EXERCISE GOAL>
Go through the listing below and gather every line with the word "semaine".

------------------------

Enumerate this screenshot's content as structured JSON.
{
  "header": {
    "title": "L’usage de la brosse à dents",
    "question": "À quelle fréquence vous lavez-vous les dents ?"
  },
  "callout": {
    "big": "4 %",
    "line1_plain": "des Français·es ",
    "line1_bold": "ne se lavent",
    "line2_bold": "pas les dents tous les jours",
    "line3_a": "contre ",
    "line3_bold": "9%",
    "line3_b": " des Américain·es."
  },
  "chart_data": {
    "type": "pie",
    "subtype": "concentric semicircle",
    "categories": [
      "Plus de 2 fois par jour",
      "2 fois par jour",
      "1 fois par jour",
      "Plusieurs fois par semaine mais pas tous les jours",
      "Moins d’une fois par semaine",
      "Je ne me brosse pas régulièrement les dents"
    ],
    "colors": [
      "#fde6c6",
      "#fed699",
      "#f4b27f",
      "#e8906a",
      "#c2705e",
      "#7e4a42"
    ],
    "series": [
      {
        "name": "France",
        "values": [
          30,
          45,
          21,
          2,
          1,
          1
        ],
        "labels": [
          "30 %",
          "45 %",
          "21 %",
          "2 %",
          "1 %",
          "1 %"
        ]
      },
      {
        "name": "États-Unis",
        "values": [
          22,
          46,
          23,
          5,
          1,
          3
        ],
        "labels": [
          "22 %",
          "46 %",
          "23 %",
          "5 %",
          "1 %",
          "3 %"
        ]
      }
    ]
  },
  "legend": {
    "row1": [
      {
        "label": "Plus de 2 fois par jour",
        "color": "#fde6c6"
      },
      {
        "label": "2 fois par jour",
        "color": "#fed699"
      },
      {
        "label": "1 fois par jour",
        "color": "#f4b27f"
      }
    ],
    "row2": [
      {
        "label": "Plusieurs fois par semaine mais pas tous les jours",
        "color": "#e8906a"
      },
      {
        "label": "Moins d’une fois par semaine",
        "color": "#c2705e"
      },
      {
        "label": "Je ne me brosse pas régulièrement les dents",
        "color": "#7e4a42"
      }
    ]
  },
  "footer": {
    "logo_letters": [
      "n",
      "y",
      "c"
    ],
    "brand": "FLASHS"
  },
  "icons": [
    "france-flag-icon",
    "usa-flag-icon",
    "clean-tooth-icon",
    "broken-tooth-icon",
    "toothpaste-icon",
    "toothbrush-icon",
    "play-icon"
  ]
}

------------------------

RESPONSE>
      "Plusieurs fois par semaine mais pas tous les jours",
      "Moins d’une fois par semaine",
        "label": "Plusieurs fois par semaine mais pas tous les jours",
        "label": "Moins d’une fois par semaine",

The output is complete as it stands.